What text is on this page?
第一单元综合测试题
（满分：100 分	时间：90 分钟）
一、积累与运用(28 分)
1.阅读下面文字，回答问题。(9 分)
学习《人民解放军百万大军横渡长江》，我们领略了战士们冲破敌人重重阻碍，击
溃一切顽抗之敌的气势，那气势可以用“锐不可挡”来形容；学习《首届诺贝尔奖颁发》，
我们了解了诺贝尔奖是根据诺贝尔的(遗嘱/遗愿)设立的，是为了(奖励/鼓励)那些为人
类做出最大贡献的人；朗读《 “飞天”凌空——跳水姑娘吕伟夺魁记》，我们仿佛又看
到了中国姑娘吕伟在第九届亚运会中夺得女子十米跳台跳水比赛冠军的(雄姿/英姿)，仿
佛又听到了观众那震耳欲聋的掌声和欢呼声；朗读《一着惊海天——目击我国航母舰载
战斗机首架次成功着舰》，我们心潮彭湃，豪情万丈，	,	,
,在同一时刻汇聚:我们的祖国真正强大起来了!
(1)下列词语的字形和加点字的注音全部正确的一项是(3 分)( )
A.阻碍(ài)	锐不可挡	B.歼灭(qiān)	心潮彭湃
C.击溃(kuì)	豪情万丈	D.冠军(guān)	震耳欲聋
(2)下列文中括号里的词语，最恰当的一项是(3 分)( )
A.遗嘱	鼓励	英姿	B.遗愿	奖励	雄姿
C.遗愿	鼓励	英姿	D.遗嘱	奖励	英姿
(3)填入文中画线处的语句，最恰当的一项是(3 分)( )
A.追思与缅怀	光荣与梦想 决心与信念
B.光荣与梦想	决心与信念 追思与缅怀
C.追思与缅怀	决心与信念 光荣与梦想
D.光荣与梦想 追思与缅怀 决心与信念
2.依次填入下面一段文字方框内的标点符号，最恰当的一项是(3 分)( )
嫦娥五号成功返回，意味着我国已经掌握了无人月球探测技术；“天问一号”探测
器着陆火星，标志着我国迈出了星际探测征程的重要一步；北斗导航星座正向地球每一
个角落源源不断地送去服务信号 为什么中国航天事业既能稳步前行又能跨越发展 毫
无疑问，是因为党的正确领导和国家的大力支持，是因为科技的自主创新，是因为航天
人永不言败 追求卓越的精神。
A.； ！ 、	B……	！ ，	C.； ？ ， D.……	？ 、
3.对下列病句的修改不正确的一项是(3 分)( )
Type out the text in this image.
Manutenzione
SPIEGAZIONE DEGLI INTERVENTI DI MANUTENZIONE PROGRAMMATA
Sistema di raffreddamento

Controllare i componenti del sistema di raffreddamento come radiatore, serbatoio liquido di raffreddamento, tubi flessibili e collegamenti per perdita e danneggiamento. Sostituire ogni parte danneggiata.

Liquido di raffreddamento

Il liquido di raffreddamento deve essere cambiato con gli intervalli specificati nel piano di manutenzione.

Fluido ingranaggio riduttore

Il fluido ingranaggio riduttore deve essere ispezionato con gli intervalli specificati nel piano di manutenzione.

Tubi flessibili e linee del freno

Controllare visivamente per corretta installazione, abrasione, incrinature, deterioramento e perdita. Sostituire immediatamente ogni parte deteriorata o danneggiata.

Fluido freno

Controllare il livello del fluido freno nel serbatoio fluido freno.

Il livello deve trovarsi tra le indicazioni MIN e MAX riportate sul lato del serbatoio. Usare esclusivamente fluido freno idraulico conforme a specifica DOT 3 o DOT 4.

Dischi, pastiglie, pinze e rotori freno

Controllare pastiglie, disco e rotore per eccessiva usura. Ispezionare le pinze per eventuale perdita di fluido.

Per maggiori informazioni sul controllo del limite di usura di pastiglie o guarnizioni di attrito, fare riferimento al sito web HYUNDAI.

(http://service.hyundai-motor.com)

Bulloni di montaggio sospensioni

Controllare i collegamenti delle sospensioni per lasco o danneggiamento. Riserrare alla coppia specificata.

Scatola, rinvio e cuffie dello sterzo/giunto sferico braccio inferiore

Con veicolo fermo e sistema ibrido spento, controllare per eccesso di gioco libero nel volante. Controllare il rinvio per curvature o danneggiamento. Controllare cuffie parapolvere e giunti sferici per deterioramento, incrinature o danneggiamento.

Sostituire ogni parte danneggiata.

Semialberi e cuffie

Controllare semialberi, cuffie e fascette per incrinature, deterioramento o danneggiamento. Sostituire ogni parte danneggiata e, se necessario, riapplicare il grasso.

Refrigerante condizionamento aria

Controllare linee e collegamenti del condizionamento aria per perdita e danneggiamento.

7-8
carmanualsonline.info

——————

▶ **Objective**
Output all preceding records character for character.

▶ **Task solution**
What text is on this page?
第一单元综合测试题
（满分：100 分	时间：90 分钟）
一、积累与运用(28 分)
1.阅读下面文字，回答问题。(9 分)
学习《人民解放军百万大军横渡长江》，我们领略了战士们冲破敌人重重阻碍，击
溃一切顽抗之敌的气势，那气势可以用“锐不可挡”来形容；学习《首届诺贝尔奖颁发》，
我们了解了诺贝尔奖是根据诺贝尔的(遗嘱/遗愿)设立的，是为了(奖励/鼓励)那些为人
类做出最大贡献的人；朗读《 “飞天”凌空——跳水姑娘吕伟夺魁记》，我们仿佛又看
到了中国姑娘吕伟在第九届亚运会中夺得女子十米跳台跳水比赛冠军的(雄姿/英姿)，仿
佛又听到了观众那震耳欲聋的掌声和欢呼声；朗读《一着惊海天——目击我国航母舰载
战斗机首架次成功着舰》，我们心潮彭湃，豪情万丈，	,	,
,在同一时刻汇聚:我们的祖国真正强大起来了!
(1)下列词语的字形和加点字的注音全部正确的一项是(3 分)( )
A.阻碍(ài)	锐不可挡	B.歼灭(qiān)	心潮彭湃
C.击溃(kuì)	豪情万丈	D.冠军(guān)	震耳欲聋
(2)下列文中括号里的词语，最恰当的一项是(3 分)( )
A.遗嘱	鼓励	英姿	B.遗愿	奖励	雄姿
C.遗愿	鼓励	英姿	D.遗嘱	奖励	英姿
(3)填入文中画线处的语句，最恰当的一项是(3 分)( )
A.追思与缅怀	光荣与梦想 决心与信念
B.光荣与梦想	决心与信念 追思与缅怀
C.追思与缅怀	决心与信念 光荣与梦想
D.光荣与梦想 追思与缅怀 决心与信念
2.依次填入下面一段文字方框内的标点符号，最恰当的一项是(3 分)( )
嫦娥五号成功返回，意味着我国已经掌握了无人月球探测技术；“天问一号”探测
器着陆火星，标志着我国迈出了星际探测征程的重要一步；北斗导航星座正向地球每一
个角落源源不断地送去服务信号 为什么中国航天事业既能稳步前行又能跨越发展 毫
无疑问，是因为党的正确领导和国家的大力支持，是因为科技的自主创新，是因为航天
人永不言败 追求卓越的精神。
A.； ！ 、	B……	！ ，	C.； ？ ， D.……	？ 、
3.对下列病句的修改不正确的一项是(3 分)( )
Type out the text in this image.
Manutenzione
SPIEGAZIONE DEGLI INTERVENTI DI MANUTENZIONE PROGRAMMATA
Sistema di raffreddamento

Controllare i componenti del sistema di raffreddamento come radiatore, serbatoio liquido di raffreddamento, tubi flessibili e collegamenti per perdita e danneggiamento. Sostituire ogni parte danneggiata.

Liquido di raffreddamento

Il liquido di raffreddamento deve essere cambiato con gli intervalli specificati nel piano di manutenzione.

Fluido ingranaggio riduttore

Il fluido ingranaggio riduttore deve essere ispezionato con gli intervalli specificati nel piano di manutenzione.

Tubi flessibili e linee del freno

Controllare visivamente per corretta installazione, abrasione, incrinature, deterioramento e perdita. Sostituire immediatamente ogni parte deteriorata o danneggiata.

Fluido freno

Controllare il livello del fluido freno nel serbatoio fluido freno.

Il livello deve trovarsi tra le indicazioni MIN e MAX riportate sul lato del serbatoio. Usare esclusivamente fluido freno idraulico conforme a specifica DOT 3 o DOT 4.

Dischi, pastiglie, pinze e rotori freno

Controllare pastiglie, disco e rotore per eccessiva usura. Ispezionare le pinze per eventuale perdita di fluido.

Per maggiori informazioni sul controllo del limite di usura di pastiglie o guarnizioni di attrito, fare riferimento al sito web HYUNDAI.

(http://service.hyundai-motor.com)

Bulloni di montaggio sospensioni

Controllare i collegamenti delle sospensioni per lasco o danneggiamento. Riserrare alla coppia specificata.

Scatola, rinvio e cuffie dello sterzo/giunto sferico braccio inferiore

Con veicolo fermo e sistema ibrido spento, controllare per eccesso di gioco libero nel volante. Controllare il rinvio per curvature o danneggiamento. Controllare cuffie parapolvere e giunti sferici per deterioramento, incrinature o danneggiamento.

Sostituire ogni parte danneggiata.

Semialberi e cuffie

Controllare semialberi, cuffie e fascette per incrinature, deterioramento o danneggiamento. Sostituire ogni parte danneggiata e, se necessario, riapplicare il grasso.

Refrigerante condizionamento aria

Controllare linee e collegamenti del condizionamento aria per perdita e danneggiamento.

7-8
carmanualsonline.info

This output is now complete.